§ Directive
Retype the material below. Keep every word exactly as it is.

──────── Given records

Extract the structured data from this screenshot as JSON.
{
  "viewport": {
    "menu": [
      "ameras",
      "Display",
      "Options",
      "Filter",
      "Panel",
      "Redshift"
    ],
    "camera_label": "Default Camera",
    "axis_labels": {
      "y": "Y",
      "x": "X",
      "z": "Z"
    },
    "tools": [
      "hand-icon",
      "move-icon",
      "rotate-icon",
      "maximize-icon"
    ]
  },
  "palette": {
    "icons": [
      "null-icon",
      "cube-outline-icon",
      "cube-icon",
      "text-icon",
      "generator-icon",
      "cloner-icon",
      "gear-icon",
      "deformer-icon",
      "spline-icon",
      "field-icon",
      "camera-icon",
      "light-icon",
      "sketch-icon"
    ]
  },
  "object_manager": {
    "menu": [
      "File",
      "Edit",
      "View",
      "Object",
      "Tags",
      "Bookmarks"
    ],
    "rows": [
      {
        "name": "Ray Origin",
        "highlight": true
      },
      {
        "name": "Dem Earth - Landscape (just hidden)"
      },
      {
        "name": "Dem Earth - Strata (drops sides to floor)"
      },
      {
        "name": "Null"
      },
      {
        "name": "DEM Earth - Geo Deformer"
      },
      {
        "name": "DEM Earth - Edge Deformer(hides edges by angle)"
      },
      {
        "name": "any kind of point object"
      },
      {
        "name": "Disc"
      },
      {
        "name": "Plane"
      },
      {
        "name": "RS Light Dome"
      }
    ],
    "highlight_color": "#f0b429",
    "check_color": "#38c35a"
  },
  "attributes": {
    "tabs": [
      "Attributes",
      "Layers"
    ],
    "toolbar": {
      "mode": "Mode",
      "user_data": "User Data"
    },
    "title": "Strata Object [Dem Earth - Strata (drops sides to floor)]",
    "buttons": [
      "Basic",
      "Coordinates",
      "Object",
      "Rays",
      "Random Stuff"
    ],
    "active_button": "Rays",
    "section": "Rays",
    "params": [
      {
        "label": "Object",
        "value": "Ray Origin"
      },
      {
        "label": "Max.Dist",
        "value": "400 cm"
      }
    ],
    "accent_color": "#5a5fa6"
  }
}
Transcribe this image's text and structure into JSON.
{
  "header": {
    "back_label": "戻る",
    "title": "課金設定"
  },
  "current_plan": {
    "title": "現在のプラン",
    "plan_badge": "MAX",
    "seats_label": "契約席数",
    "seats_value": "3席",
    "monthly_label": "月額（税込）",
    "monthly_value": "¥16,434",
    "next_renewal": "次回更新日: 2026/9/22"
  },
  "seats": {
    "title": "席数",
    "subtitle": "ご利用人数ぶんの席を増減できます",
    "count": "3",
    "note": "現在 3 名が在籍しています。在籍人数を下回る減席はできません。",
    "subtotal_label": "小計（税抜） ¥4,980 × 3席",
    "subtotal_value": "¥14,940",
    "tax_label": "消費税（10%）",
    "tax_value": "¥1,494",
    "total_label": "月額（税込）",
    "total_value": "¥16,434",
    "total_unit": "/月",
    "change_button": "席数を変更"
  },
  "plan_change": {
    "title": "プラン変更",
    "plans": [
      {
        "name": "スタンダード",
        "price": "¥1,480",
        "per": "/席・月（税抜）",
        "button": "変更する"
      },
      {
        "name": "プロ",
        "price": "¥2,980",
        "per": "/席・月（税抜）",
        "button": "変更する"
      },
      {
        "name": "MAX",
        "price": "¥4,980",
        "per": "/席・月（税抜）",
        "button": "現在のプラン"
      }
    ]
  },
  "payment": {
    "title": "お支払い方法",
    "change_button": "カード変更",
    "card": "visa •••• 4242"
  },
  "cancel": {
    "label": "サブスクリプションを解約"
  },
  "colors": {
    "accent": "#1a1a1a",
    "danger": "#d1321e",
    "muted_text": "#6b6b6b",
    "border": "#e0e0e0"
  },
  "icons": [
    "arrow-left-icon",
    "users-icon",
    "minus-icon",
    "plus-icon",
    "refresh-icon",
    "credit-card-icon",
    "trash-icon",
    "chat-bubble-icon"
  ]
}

────────────────

§ Result for this exercise
Extract the structured data from this screenshot as JSON.
{
  "viewport": {
    "menu": [
      "ameras",
      "Display",
      "Options",
      "Filter",
      "Panel",
      "Redshift"
    ],
    "camera_label": "Default Camera",
    "axis_labels": {
      "y": "Y",
      "x": "X",
      "z": "Z"
    },
    "tools": [
      "hand-icon",
      "move-icon",
      "rotate-icon",
      "maximize-icon"
    ]
  },
  "palette": {
    "icons": [
      "null-icon",
      "cube-outline-icon",
      "cube-icon",
      "text-icon",
      "generator-icon",
      "cloner-icon",
      "gear-icon",
      "deformer-icon",
      "spline-icon",
      "field-icon",
      "camera-icon",
      "light-icon",
      "sketch-icon"
    ]
  },
  "object_manager": {
    "menu": [
      "File",
      "Edit",
      "View",
      "Object",
      "Tags",
      "Bookmarks"
    ],
    "rows": [
      {
        "name": "Ray Origin",
        "highlight": true
      },
      {
        "name": "Dem Earth - Landscape (just hidden)"
      },
      {
        "name": "Dem Earth - Strata (drops sides to floor)"
      },
      {
        "name": "Null"
      },
      {
        "name": "DEM Earth - Geo Deformer"
      },
      {
        "name": "DEM Earth - Edge Deformer(hides edges by angle)"
      },
      {
        "name": "any kind of point object"
      },
      {
        "name": "Disc"
      },
      {
        "name": "Plane"
      },
      {
        "name": "RS Light Dome"
      }
    ],
    "highlight_color": "#f0b429",
    "check_color": "#38c35a"
  },
  "attributes": {
    "tabs": [
      "Attributes",
      "Layers"
    ],
    "toolbar": {
      "mode": "Mode",
      "user_data": "User Data"
    },
    "title": "Strata Object [Dem Earth - Strata (drops sides to floor)]",
    "buttons": [
      "Basic",
      "Coordinates",
      "Object",
      "Rays",
      "Random Stuff"
    ],
    "active_button": "Rays",
    "section": "Rays",
    "params": [
      {
        "label": "Object",
        "value": "Ray Origin"
      },
      {
        "label": "Max.Dist",
        "value": "400 cm"
      }
    ],
    "accent_color": "#5a5fa6"
  }
}
Transcribe this image's text and structure into JSON.
{
  "header": {
    "back_label": "戻る",
    "title": "課金設定"
  },
  "current_plan": {
    "title": "現在のプラン",
    "plan_badge": "MAX",
    "seats_label": "契約席数",
    "seats_value": "3席",
    "monthly_label": "月額（税込）",
    "monthly_value": "¥16,434",
    "next_renewal": "次回更新日: 2026/9/22"
  },
  "seats": {
    "title": "席数",
    "subtitle": "ご利用人数ぶんの席を増減できます",
    "count": "3",
    "note": "現在 3 名が在籍しています。在籍人数を下回る減席はできません。",
    "subtotal_label": "小計（税抜） ¥4,980 × 3席",
    "subtotal_value": "¥14,940",
    "tax_label": "消費税（10%）",
    "tax_value": "¥1,494",
    "total_label": "月額（税込）",
    "total_value": "¥16,434",
    "total_unit": "/月",
    "change_button": "席数を変更"
  },
  "plan_change": {
    "title": "プラン変更",
    "plans": [
      {
        "name": "スタンダード",
        "price": "¥1,480",
        "per": "/席・月（税抜）",
        "button": "変更する"
      },
      {
        "name": "プロ",
        "price": "¥2,980",
        "per": "/席・月（税抜）",
        "button": "変更する"
      },
      {
        "name": "MAX",
        "price": "¥4,980",
        "per": "/席・月（税抜）",
        "button": "現在のプラン"
      }
    ]
  },
  "payment": {
    "title": "お支払い方法",
    "change_button": "カード変更",
    "card": "visa •••• 4242"
  },
  "cancel": {
    "label": "サブスクリプションを解約"
  },
  "colors": {
    "accent": "#1a1a1a",
    "danger": "#d1321e",
    "muted_text": "#6b6b6b",
    "border": "#e0e0e0"
  },
  "icons": [
    "arrow-left-icon",
    "users-icon",
    "minus-icon",
    "plus-icon",
    "refresh-icon",
    "credit-card-icon",
    "trash-icon",
    "chat-bubble-icon"
  ]
}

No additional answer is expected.